▶ _EXERCISE PROMPT_
Copy out each line below that has the word "minor" in it.

▶ _SUPPLIED MATERIAL_
=======

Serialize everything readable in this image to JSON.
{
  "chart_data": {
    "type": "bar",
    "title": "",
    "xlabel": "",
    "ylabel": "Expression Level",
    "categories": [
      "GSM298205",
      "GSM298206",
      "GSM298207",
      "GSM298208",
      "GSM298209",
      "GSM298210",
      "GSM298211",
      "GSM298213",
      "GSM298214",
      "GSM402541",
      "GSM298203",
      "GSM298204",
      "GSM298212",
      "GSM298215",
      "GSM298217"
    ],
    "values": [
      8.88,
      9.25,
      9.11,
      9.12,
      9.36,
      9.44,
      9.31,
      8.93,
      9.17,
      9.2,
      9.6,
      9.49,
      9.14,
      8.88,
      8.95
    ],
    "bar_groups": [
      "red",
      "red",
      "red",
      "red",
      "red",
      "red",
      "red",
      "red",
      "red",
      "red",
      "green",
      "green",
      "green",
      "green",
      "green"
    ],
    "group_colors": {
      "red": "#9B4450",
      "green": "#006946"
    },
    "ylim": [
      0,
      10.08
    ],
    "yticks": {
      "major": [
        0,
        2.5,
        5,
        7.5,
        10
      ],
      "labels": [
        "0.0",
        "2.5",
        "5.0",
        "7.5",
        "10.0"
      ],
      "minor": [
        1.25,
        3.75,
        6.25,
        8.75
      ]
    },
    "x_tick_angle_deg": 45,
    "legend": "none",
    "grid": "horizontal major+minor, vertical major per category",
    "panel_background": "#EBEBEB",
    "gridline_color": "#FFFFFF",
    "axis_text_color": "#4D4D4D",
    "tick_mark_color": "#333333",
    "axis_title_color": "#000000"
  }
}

=======

▶ _REPLY TO THE EXERCISE_
      "minor": [
    "grid": "horizontal major+minor, vertical major per category",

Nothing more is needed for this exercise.